DATA TO PROCESS =
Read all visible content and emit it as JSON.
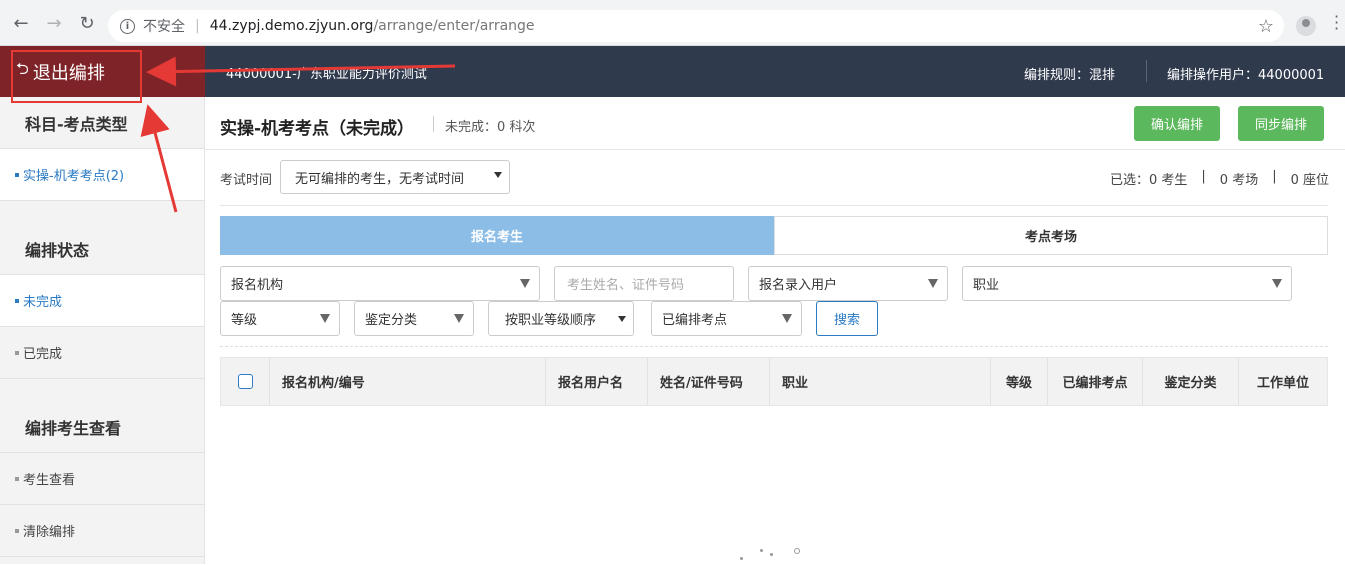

--

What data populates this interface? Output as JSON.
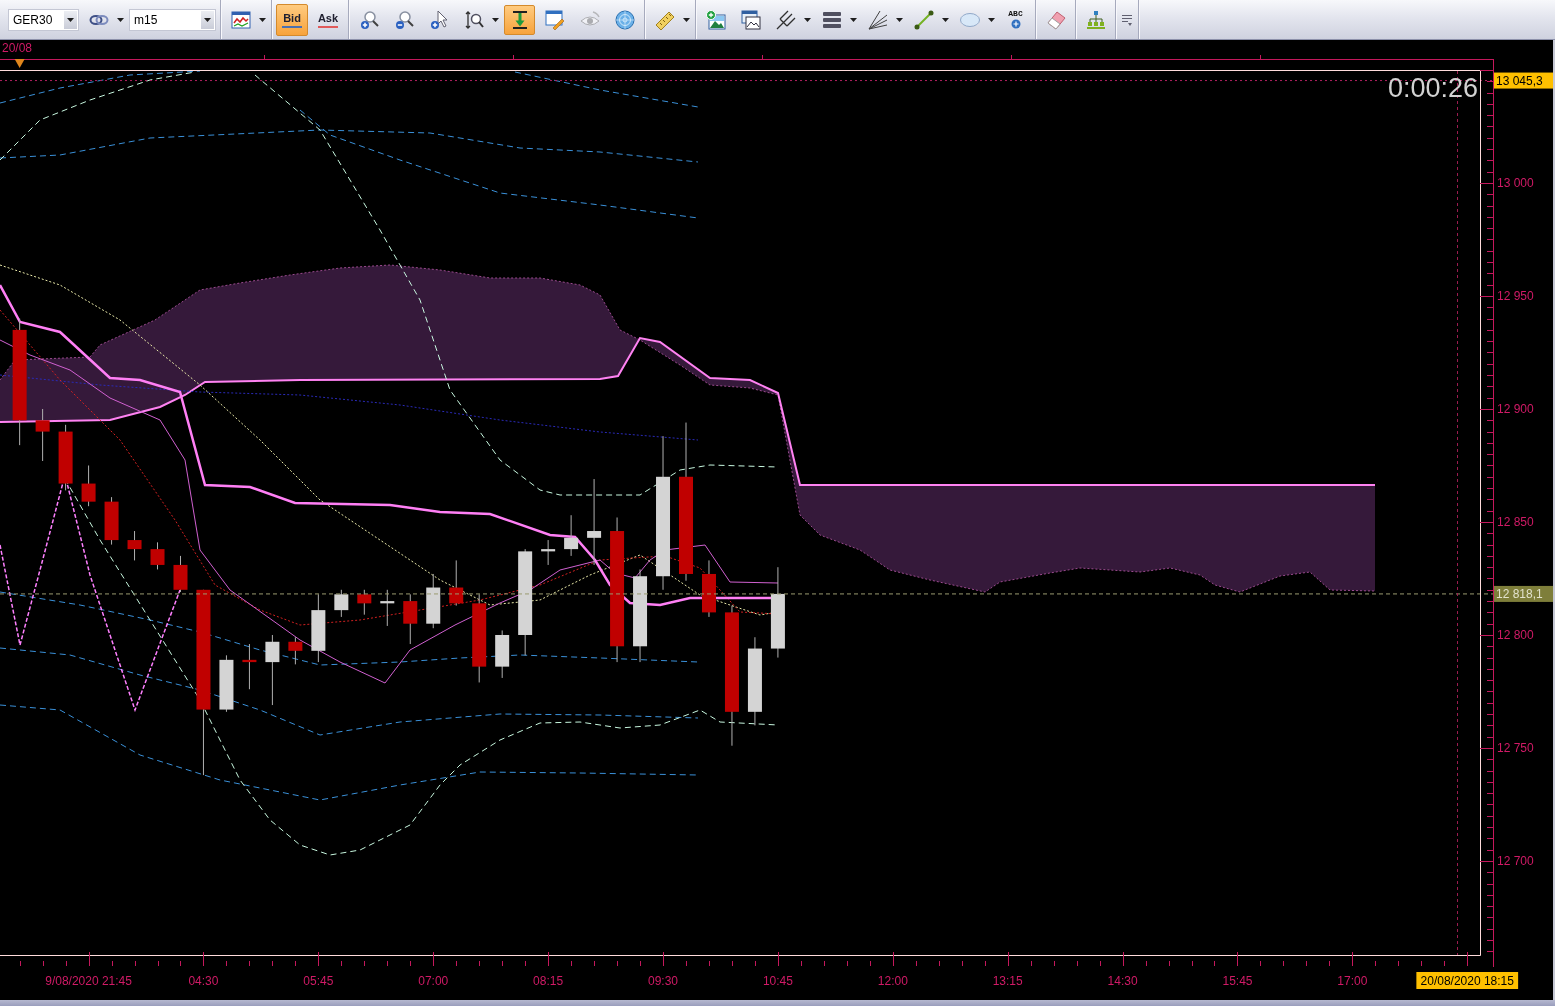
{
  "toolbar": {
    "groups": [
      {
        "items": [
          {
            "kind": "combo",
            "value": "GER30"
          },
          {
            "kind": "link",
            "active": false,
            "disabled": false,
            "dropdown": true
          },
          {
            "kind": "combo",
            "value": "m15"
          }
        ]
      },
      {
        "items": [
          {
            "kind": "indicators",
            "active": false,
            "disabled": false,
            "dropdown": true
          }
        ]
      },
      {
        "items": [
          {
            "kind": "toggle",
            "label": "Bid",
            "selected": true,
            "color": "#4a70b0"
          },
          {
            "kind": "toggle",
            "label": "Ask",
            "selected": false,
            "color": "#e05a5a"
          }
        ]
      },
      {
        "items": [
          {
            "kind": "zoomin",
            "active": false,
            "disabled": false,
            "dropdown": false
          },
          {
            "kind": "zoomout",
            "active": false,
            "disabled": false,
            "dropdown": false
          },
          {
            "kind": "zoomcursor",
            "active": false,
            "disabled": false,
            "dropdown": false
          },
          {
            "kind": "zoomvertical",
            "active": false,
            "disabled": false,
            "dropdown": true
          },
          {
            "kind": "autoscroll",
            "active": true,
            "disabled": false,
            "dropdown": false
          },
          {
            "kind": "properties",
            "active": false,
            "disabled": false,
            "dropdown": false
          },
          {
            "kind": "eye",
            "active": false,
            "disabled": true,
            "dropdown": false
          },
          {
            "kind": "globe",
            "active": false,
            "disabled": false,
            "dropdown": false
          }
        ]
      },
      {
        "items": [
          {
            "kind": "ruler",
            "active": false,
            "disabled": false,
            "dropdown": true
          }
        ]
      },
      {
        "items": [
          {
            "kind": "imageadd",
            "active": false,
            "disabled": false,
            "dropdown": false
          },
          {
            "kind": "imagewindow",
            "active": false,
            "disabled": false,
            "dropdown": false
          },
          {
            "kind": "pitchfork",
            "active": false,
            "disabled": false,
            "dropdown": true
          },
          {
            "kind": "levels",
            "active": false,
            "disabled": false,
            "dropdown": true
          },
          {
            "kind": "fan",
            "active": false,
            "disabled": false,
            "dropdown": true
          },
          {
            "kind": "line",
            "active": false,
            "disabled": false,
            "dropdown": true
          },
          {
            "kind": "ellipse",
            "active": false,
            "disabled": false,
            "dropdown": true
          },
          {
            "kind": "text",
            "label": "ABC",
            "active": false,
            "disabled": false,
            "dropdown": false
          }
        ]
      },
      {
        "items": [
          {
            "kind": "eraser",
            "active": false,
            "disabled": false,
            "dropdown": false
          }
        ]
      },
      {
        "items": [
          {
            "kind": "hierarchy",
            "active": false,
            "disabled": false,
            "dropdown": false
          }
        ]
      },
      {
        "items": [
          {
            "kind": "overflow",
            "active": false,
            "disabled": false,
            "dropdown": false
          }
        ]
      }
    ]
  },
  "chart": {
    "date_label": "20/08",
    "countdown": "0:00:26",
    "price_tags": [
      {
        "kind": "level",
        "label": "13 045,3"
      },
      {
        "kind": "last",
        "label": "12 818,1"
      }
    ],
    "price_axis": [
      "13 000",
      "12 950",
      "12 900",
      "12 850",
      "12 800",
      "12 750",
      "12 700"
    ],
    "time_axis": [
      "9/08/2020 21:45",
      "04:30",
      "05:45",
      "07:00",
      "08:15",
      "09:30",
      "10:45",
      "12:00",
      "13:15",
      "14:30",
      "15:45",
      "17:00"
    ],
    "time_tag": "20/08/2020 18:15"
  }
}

--

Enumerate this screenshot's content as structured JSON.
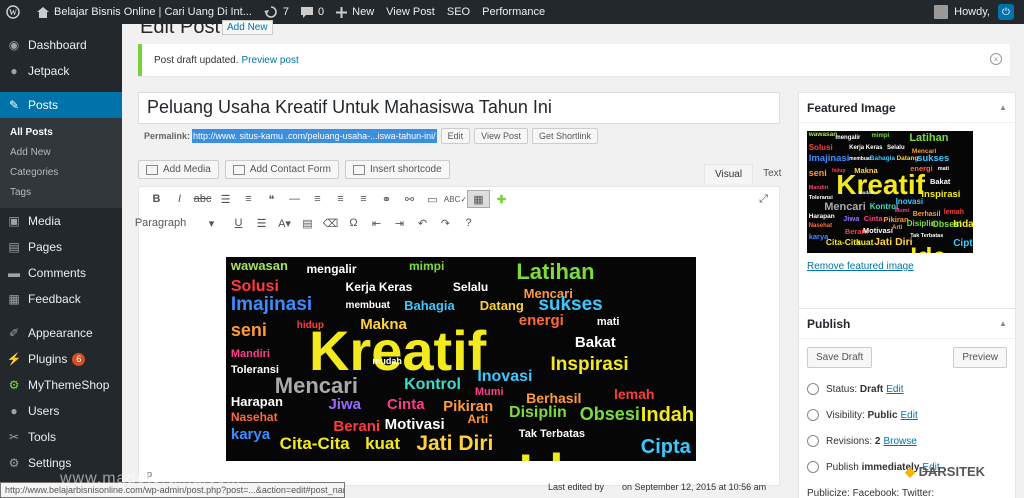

YOUR GOAL = Search the listing for the string "content". Copy each line where it turns up.

WRITTEN RESPONSE =
Read all visible content and emit it as JSON.
Enumerate this screenshot's content as structured JSON.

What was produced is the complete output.